Dataset rows:

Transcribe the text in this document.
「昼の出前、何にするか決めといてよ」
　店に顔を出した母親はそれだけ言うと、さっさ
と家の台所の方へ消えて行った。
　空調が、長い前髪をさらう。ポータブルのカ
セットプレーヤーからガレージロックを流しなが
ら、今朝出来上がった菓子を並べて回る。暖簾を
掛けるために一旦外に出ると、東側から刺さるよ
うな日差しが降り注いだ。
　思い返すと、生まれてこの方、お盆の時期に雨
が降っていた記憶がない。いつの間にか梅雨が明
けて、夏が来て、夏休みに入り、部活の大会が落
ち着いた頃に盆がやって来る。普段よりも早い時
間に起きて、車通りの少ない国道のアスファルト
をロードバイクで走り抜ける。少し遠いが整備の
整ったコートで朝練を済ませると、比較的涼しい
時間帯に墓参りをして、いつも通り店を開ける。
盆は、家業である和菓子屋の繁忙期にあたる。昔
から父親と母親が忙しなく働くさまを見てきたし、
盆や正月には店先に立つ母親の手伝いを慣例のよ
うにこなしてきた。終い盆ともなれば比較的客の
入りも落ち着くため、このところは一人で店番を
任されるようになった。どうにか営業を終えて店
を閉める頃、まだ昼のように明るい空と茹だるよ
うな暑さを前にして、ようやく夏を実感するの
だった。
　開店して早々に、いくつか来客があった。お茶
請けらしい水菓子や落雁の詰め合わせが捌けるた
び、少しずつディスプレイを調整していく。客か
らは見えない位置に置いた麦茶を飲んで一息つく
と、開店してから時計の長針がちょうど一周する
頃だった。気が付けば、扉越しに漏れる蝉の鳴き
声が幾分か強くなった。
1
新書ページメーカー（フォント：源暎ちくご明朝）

Instructions to follow: Output the listing above word for word.

Written response:
Transcribe the text in this document.
「昼の出前、何にするか決めといてよ」
　店に顔を出した母親はそれだけ言うと、さっさ
と家の台所の方へ消えて行った。
　空調が、長い前髪をさらう。ポータブルのカ
セットプレーヤーからガレージロックを流しなが
ら、今朝出来上がった菓子を並べて回る。暖簾を
掛けるために一旦外に出ると、東側から刺さるよ
うな日差しが降り注いだ。
　思い返すと、生まれてこの方、お盆の時期に雨
が降っていた記憶がない。いつの間にか梅雨が明
けて、夏が来て、夏休みに入り、部活の大会が落
ち着いた頃に盆がやって来る。普段よりも早い時
間に起きて、車通りの少ない国道のアスファルト
をロードバイクで走り抜ける。少し遠いが整備の
整ったコートで朝練を済ませると、比較的涼しい
時間帯に墓参りをして、いつも通り店を開ける。
盆は、家業である和菓子屋の繁忙期にあたる。昔
から父親と母親が忙しなく働くさまを見てきたし、
盆や正月には店先に立つ母親の手伝いを慣例のよ
うにこなしてきた。終い盆ともなれば比較的客の
入りも落ち着くため、このところは一人で店番を
任されるようになった。どうにか営業を終えて店
を閉める頃、まだ昼のように明るい空と茹だるよ
うな暑さを前にして、ようやく夏を実感するの
だった。
　開店して早々に、いくつか来客があった。お茶
請けらしい水菓子や落雁の詰め合わせが捌けるた
び、少しずつディスプレイを調整していく。客か
らは見えない位置に置いた麦茶を飲んで一息つく
と、開店してから時計の長針がちょうど一周する
頃だった。気が付けば、扉越しに漏れる蝉の鳴き
声が幾分か強くなった。
1
新書ページメーカー（フォント：源暎ちくご明朝）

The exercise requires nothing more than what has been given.